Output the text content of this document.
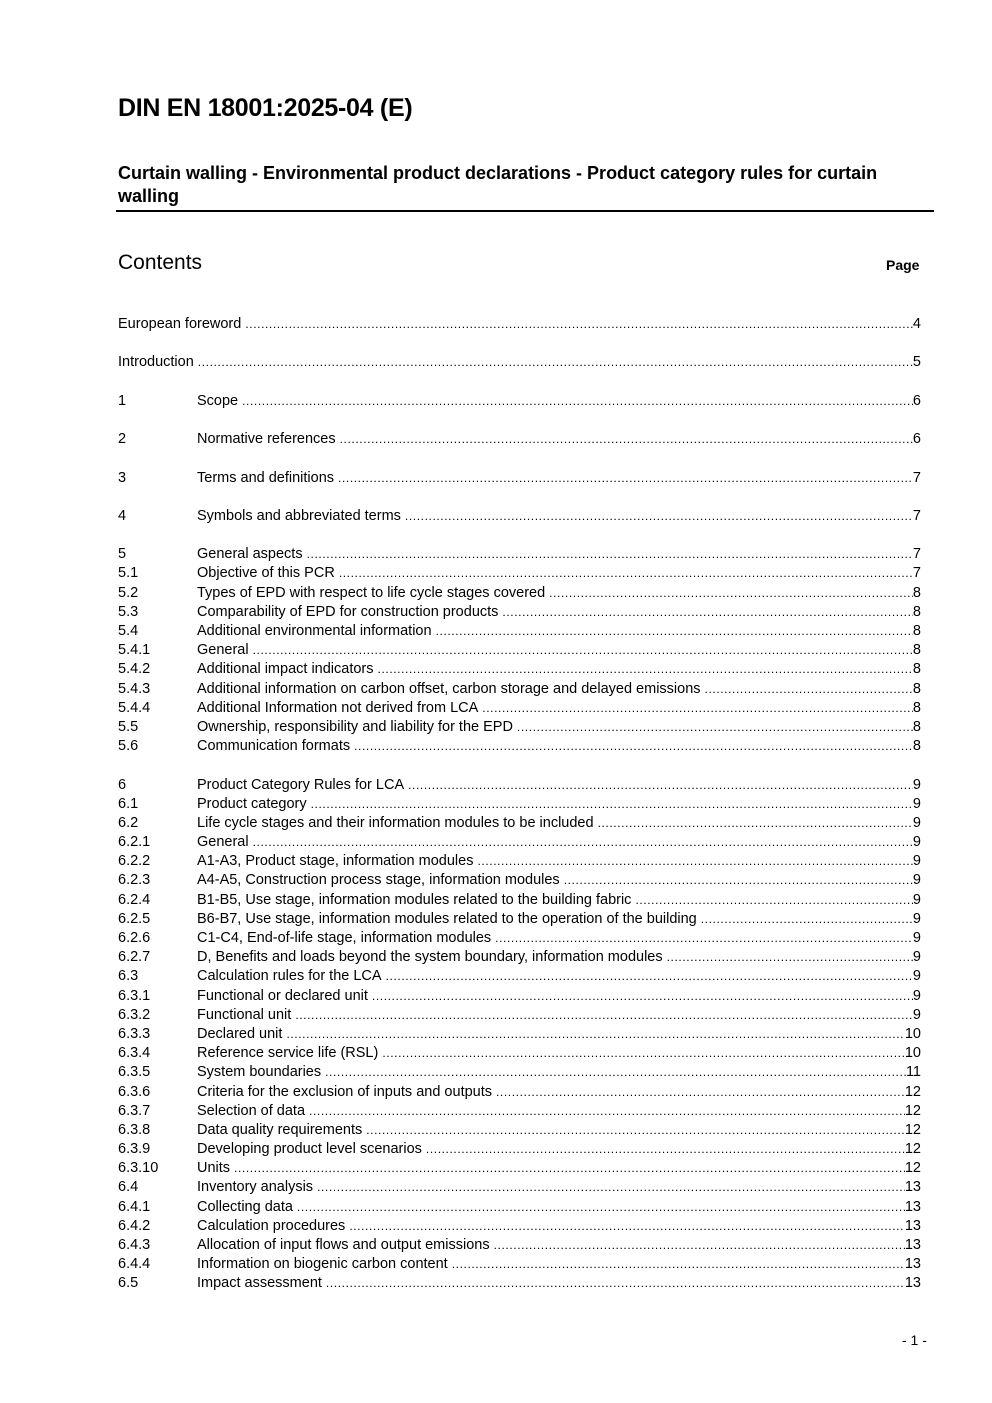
DIN EN 18001:2025-04 (E)
Curtain walling - Environmental product declarations - Product category rules for curtain walling
Contents	Page
European foreword .....	4
Introduction .....	5
1	Scope .....	6
2	Normative references .....	6
3	Terms and definitions .....	7
4	Symbols and abbreviated terms .....	7
5	General aspects .....	7
5.1	Objective of this PCR .....	7
5.2	Types of EPD with respect to life cycle stages covered .....	8
5.3	Comparability of EPD for construction products .....	8
5.4	Additional environmental information .....	8
5.4.1	General .....	8
5.4.2	Additional impact indicators .....	8
5.4.3	Additional information on carbon offset, carbon storage and delayed emissions .....	8
5.4.4	Additional Information not derived from LCA .....	8
5.5	Ownership, responsibility and liability for the EPD .....	8
5.6	Communication formats .....	8
6	Product Category Rules for LCA .....	9
6.1	Product category .....	9
6.2	Life cycle stages and their information modules to be included .....	9
6.2.1	General .....	9
6.2.2	A1-A3, Product stage, information modules .....	9
6.2.3	A4-A5, Construction process stage, information modules .....	9
6.2.4	B1-B5, Use stage, information modules related to the building fabric .....	9
6.2.5	B6-B7, Use stage, information modules related to the operation of the building .....	9
6.2.6	C1-C4, End-of-life stage, information modules .....	9
6.2.7	D, Benefits and loads beyond the system boundary, information modules .....	9
6.3	Calculation rules for the LCA .....	9
6.3.1	Functional or declared unit .....	9
6.3.2	Functional unit .....	9
6.3.3	Declared unit .....	10
6.3.4	Reference service life (RSL) .....	10
6.3.5	System boundaries .....	11
6.3.6	Criteria for the exclusion of inputs and outputs .....	12
6.3.7	Selection of data .....	12
6.3.8	Data quality requirements .....	12
6.3.9	Developing product level scenarios .....	12
6.3.10	Units .....	12
6.4	Inventory analysis .....	13
6.4.1	Collecting data .....	13
6.4.2	Calculation procedures .....	13
6.4.3	Allocation of input flows and output emissions .....	13
6.4.4	Information on biogenic carbon content .....	13
6.5	Impact assessment .....	13
- 1 -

------------------------------------------------

Exercise directions: Without the pictures, print the records in full, exactly as they appear.

Response for this exercise:
Output the text content of this document.
DIN EN 18001:2025-04 (E)
Curtain walling - Environmental product declarations - Product category rules for curtain walling
Contents	Page
European foreword .....	4
Introduction .....	5
1	Scope .....	6
2	Normative references .....	6
3	Terms and definitions .....	7
4	Symbols and abbreviated terms .....	7
5	General aspects .....	7
5.1	Objective of this PCR .....	7
5.2	Types of EPD with respect to life cycle stages covered .....	8
5.3	Comparability of EPD for construction products .....	8
5.4	Additional environmental information .....	8
5.4.1	General .....	8
5.4.2	Additional impact indicators .....	8
5.4.3	Additional information on carbon offset, carbon storage and delayed emissions .....	8
5.4.4	Additional Information not derived from LCA .....	8
5.5	Ownership, responsibility and liability for the EPD .....	8
5.6	Communication formats .....	8
6	Product Category Rules for LCA .....	9
6.1	Product category .....	9
6.2	Life cycle stages and their information modules to be included .....	9
6.2.1	General .....	9
6.2.2	A1-A3, Product stage, information modules .....	9
6.2.3	A4-A5, Construction process stage, information modules .....	9
6.2.4	B1-B5, Use stage, information modules related to the building fabric .....	9
6.2.5	B6-B7, Use stage, information modules related to the operation of the building .....	9
6.2.6	C1-C4, End-of-life stage, information modules .....	9
6.2.7	D, Benefits and loads beyond the system boundary, information modules .....	9
6.3	Calculation rules for the LCA .....	9
6.3.1	Functional or declared unit .....	9
6.3.2	Functional unit .....	9
6.3.3	Declared unit .....	10
6.3.4	Reference service life (RSL) .....	10
6.3.5	System boundaries .....	11
6.3.6	Criteria for the exclusion of inputs and outputs .....	12
6.3.7	Selection of data .....	12
6.3.8	Data quality requirements .....	12
6.3.9	Developing product level scenarios .....	12
6.3.10	Units .....	12
6.4	Inventory analysis .....	13
6.4.1	Collecting data .....	13
6.4.2	Calculation procedures .....	13
6.4.3	Allocation of input flows and output emissions .....	13
6.4.4	Information on biogenic carbon content .....	13
6.5	Impact assessment .....	13
- 1 -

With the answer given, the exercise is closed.